[Exercise goal]
Within the records below, find each line that holds the string "Braised", then copy it.

□ □ □

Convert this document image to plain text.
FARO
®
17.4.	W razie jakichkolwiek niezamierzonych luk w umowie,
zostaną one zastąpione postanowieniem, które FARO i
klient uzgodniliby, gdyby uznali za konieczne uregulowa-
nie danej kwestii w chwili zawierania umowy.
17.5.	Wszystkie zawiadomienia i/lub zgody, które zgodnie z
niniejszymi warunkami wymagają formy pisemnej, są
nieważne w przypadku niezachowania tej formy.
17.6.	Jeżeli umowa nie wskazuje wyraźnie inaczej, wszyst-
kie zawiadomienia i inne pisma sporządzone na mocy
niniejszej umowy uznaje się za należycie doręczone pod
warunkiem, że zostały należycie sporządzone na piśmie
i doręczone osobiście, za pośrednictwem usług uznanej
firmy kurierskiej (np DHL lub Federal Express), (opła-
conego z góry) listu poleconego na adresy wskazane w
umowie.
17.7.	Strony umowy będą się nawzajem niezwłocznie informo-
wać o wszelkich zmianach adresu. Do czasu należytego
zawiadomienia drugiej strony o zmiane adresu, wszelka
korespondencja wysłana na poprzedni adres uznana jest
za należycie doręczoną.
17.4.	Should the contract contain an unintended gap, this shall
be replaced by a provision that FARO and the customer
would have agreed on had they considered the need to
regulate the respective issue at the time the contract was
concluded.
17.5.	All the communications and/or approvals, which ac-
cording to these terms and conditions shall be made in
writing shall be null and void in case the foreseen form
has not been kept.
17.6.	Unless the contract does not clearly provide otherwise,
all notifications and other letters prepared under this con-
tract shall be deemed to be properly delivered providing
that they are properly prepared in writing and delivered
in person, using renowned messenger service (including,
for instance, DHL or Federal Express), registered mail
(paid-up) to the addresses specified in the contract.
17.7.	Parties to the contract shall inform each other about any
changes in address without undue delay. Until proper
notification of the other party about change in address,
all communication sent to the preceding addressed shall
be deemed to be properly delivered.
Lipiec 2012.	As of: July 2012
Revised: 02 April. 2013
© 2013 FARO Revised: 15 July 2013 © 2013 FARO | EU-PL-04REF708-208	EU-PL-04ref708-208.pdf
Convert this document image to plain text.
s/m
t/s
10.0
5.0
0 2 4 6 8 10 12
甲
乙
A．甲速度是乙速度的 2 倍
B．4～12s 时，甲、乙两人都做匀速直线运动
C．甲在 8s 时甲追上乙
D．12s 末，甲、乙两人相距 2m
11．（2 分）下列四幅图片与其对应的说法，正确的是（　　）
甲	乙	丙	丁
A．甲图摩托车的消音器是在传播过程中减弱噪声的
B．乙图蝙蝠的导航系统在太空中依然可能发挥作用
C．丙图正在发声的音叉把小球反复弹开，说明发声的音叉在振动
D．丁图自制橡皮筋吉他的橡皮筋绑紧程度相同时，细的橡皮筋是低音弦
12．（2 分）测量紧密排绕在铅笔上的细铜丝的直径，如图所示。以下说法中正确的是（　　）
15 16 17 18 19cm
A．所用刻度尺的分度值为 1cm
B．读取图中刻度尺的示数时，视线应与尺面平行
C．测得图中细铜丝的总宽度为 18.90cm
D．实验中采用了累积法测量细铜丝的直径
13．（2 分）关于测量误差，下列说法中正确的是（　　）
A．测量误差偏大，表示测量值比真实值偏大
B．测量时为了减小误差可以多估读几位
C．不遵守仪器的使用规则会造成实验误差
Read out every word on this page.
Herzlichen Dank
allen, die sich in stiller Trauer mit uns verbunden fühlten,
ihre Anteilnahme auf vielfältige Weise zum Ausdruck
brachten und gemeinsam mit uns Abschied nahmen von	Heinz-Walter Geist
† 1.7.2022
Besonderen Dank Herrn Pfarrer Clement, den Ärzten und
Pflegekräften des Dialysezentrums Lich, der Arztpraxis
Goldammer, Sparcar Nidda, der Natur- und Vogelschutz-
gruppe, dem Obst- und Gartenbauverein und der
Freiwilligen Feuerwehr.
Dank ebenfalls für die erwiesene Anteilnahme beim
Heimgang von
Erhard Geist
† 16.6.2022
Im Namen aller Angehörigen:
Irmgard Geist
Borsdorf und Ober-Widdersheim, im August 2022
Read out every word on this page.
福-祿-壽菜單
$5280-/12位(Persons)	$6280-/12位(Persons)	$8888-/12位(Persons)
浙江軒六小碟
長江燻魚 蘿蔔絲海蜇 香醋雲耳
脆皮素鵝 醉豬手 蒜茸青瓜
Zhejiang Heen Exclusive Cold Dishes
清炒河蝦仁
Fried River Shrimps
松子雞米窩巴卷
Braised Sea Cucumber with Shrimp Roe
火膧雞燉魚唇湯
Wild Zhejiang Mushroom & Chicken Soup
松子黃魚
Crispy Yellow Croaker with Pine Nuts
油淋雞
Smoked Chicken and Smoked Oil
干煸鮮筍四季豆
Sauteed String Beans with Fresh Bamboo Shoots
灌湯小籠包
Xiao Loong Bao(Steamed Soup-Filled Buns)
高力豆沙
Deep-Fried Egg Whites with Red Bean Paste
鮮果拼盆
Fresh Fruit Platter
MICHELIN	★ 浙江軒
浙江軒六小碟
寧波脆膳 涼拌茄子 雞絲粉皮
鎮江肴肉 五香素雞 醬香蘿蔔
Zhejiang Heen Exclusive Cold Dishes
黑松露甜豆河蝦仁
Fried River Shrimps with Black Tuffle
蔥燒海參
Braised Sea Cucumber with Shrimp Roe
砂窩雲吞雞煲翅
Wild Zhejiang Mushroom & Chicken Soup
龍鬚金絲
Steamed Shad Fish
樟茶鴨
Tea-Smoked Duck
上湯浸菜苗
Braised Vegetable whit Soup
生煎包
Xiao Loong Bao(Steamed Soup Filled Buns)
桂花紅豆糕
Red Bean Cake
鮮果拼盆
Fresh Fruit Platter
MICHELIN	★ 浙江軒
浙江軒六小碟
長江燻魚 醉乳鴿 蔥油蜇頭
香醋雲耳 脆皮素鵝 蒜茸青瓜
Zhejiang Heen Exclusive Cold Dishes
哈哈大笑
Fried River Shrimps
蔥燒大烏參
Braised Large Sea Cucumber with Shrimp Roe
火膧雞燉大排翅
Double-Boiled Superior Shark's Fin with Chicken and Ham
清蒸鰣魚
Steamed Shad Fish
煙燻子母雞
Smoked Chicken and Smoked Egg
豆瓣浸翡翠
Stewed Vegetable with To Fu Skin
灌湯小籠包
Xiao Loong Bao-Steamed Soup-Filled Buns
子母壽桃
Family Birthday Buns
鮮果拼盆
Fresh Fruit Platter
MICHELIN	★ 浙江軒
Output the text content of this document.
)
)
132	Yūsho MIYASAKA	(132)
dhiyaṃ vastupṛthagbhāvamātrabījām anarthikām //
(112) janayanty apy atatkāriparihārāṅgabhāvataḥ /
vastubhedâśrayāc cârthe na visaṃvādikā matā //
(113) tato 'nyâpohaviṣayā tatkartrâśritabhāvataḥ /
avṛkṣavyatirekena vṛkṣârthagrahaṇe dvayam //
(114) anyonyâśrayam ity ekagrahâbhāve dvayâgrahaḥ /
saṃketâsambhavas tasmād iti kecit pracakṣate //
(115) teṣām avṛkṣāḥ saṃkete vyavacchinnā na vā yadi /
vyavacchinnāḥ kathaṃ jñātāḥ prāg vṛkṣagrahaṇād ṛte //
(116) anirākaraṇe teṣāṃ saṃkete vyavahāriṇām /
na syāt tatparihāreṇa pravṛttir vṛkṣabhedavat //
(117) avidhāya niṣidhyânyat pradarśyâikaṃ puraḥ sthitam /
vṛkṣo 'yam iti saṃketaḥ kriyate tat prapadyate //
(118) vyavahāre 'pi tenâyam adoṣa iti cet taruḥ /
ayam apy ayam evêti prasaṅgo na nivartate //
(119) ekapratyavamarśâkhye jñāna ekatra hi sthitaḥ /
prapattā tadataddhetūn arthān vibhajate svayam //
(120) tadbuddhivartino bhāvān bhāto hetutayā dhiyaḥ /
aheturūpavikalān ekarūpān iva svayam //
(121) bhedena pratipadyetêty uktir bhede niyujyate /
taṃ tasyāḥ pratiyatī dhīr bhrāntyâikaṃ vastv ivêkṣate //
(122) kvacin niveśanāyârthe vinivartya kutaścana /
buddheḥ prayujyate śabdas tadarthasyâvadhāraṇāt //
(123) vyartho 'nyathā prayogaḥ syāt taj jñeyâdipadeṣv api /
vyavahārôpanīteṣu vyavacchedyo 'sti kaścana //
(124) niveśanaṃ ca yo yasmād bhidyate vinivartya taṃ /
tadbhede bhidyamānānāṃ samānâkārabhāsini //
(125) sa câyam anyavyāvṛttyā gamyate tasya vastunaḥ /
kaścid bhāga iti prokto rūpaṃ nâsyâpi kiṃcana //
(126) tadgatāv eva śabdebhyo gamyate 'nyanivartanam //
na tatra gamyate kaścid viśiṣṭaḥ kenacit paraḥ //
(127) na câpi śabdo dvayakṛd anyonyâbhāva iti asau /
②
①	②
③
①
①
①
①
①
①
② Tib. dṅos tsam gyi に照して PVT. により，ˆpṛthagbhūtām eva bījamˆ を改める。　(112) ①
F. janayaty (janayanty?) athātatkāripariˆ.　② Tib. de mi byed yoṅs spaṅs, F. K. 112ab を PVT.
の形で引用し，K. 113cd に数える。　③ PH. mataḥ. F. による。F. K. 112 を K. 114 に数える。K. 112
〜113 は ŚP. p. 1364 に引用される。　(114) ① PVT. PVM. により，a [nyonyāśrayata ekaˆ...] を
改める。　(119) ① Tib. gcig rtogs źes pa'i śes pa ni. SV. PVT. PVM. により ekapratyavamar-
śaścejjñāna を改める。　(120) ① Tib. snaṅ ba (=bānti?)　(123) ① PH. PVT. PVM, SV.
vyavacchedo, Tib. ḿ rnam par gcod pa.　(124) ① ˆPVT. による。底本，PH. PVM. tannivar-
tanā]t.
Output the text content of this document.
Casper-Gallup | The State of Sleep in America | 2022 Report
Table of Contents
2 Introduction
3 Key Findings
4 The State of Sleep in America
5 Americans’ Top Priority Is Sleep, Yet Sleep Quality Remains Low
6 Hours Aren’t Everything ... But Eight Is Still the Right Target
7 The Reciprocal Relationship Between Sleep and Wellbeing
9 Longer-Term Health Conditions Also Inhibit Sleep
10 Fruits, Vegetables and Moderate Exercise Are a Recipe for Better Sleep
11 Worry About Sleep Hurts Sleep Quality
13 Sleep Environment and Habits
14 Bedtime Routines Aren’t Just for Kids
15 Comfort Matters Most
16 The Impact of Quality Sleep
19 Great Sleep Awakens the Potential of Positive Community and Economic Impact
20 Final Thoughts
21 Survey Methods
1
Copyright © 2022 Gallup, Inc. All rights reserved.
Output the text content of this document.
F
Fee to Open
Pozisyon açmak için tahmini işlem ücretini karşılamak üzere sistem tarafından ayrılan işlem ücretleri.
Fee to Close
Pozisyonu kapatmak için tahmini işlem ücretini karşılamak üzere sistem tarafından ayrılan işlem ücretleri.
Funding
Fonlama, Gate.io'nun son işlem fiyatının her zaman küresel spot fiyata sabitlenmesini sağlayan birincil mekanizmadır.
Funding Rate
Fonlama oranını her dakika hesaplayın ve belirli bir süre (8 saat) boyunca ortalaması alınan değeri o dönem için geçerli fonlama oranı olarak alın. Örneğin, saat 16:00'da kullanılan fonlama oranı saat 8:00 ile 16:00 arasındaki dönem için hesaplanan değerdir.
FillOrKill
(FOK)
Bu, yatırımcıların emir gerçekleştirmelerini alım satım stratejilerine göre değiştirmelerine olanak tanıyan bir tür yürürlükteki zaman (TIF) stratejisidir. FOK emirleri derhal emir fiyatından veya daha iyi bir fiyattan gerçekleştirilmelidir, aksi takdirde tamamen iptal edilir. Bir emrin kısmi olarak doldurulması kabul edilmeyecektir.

□ □ □

[Answer]
Braised Sea Cucumber with Shrimp Roe
Braised Sea Cucumber with Shrimp Roe
Braised Vegetable whit Soup
Braised Large Sea Cucumber with Shrimp Roe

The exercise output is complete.